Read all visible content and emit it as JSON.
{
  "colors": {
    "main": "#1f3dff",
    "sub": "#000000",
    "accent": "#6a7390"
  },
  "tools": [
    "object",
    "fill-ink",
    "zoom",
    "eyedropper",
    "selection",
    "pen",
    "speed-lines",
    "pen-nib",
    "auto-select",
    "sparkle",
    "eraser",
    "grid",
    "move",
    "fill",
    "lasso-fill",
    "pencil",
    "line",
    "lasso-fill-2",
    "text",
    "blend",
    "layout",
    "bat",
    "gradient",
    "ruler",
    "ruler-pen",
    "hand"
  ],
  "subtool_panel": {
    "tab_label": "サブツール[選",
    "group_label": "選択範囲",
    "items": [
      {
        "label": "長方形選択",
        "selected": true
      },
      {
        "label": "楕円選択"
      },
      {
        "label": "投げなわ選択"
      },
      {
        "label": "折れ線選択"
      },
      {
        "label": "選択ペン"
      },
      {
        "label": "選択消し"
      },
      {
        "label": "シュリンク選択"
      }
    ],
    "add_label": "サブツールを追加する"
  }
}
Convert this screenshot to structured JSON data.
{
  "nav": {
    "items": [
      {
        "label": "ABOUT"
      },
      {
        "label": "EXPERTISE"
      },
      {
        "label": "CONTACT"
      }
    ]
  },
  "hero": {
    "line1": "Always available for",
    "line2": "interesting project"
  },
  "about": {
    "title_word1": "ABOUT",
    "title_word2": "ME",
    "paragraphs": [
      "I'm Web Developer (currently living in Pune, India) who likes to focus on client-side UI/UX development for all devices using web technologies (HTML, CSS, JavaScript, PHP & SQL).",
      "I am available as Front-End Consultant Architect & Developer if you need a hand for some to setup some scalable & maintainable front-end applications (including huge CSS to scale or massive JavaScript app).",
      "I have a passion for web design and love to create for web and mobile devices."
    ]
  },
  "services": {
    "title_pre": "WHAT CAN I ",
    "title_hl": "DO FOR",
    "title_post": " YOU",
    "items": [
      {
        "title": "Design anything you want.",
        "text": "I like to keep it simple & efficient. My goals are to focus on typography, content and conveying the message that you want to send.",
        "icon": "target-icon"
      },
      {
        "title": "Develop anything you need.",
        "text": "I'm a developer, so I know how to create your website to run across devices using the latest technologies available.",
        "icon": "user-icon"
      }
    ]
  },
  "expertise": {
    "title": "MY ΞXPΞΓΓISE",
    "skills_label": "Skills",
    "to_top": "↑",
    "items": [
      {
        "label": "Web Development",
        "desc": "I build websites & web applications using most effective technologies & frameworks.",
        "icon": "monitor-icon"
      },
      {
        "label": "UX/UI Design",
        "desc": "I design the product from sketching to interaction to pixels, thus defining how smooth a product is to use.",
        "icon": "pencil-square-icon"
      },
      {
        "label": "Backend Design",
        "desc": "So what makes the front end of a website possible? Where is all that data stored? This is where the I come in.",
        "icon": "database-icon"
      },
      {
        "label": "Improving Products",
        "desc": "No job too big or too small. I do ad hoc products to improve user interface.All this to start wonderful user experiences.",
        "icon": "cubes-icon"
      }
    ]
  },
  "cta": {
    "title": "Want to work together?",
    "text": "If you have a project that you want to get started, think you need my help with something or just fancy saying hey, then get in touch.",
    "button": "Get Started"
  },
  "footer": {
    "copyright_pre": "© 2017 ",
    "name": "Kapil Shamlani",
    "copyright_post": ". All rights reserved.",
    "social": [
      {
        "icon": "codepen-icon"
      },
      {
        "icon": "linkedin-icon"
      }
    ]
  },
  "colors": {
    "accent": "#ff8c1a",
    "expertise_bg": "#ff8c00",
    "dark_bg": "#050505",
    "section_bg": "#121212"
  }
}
════════════════
• [Exercise]: Transcribe the material above word for word.

• [Complete response]:
Read all visible content and emit it as JSON.
{
  "colors": {
    "main": "#1f3dff",
    "sub": "#000000",
    "accent": "#6a7390"
  },
  "tools": [
    "object",
    "fill-ink",
    "zoom",
    "eyedropper",
    "selection",
    "pen",
    "speed-lines",
    "pen-nib",
    "auto-select",
    "sparkle",
    "eraser",
    "grid",
    "move",
    "fill",
    "lasso-fill",
    "pencil",
    "line",
    "lasso-fill-2",
    "text",
    "blend",
    "layout",
    "bat",
    "gradient",
    "ruler",
    "ruler-pen",
    "hand"
  ],
  "subtool_panel": {
    "tab_label": "サブツール[選",
    "group_label": "選択範囲",
    "items": [
      {
        "label": "長方形選択",
        "selected": true
      },
      {
        "label": "楕円選択"
      },
      {
        "label": "投げなわ選択"
      },
      {
        "label": "折れ線選択"
      },
      {
        "label": "選択ペン"
      },
      {
        "label": "選択消し"
      },
      {
        "label": "シュリンク選択"
      }
    ],
    "add_label": "サブツールを追加する"
  }
}
Convert this screenshot to structured JSON data.
{
  "nav": {
    "items": [
      {
        "label": "ABOUT"
      },
      {
        "label": "EXPERTISE"
      },
      {
        "label": "CONTACT"
      }
    ]
  },
  "hero": {
    "line1": "Always available for",
    "line2": "interesting project"
  },
  "about": {
    "title_word1": "ABOUT",
    "title_word2": "ME",
    "paragraphs": [
      "I'm Web Developer (currently living in Pune, India) who likes to focus on client-side UI/UX development for all devices using web technologies (HTML, CSS, JavaScript, PHP & SQL).",
      "I am available as Front-End Consultant Architect & Developer if you need a hand for some to setup some scalable & maintainable front-end applications (including huge CSS to scale or massive JavaScript app).",
      "I have a passion for web design and love to create for web and mobile devices."
    ]
  },
  "services": {
    "title_pre": "WHAT CAN I ",
    "title_hl": "DO FOR",
    "title_post": " YOU",
    "items": [
      {
        "title": "Design anything you want.",
        "text": "I like to keep it simple & efficient. My goals are to focus on typography, content and conveying the message that you want to send.",
        "icon": "target-icon"
      },
      {
        "title": "Develop anything you need.",
        "text": "I'm a developer, so I know how to create your website to run across devices using the latest technologies available.",
        "icon": "user-icon"
      }
    ]
  },
  "expertise": {
    "title": "MY ΞXPΞΓΓISE",
    "skills_label": "Skills",
    "to_top": "↑",
    "items": [
      {
        "label": "Web Development",
        "desc": "I build websites & web applications using most effective technologies & frameworks.",
        "icon": "monitor-icon"
      },
      {
        "label": "UX/UI Design",
        "desc": "I design the product from sketching to interaction to pixels, thus defining how smooth a product is to use.",
        "icon": "pencil-square-icon"
      },
      {
        "label": "Backend Design",
        "desc": "So what makes the front end of a website possible? Where is all that data stored? This is where the I come in.",
        "icon": "database-icon"
      },
      {
        "label": "Improving Products",
        "desc": "No job too big or too small. I do ad hoc products to improve user interface.All this to start wonderful user experiences.",
        "icon": "cubes-icon"
      }
    ]
  },
  "cta": {
    "title": "Want to work together?",
    "text": "If you have a project that you want to get started, think you need my help with something or just fancy saying hey, then get in touch.",
    "button": "Get Started"
  },
  "footer": {
    "copyright_pre": "© 2017 ",
    "name": "Kapil Shamlani",
    "copyright_post": ". All rights reserved.",
    "social": [
      {
        "icon": "codepen-icon"
      },
      {
        "icon": "linkedin-icon"
      }
    ]
  },
  "colors": {
    "accent": "#ff8c1a",
    "expertise_bg": "#ff8c00",
    "dark_bg": "#050505",
    "section_bg": "#121212"
  }
}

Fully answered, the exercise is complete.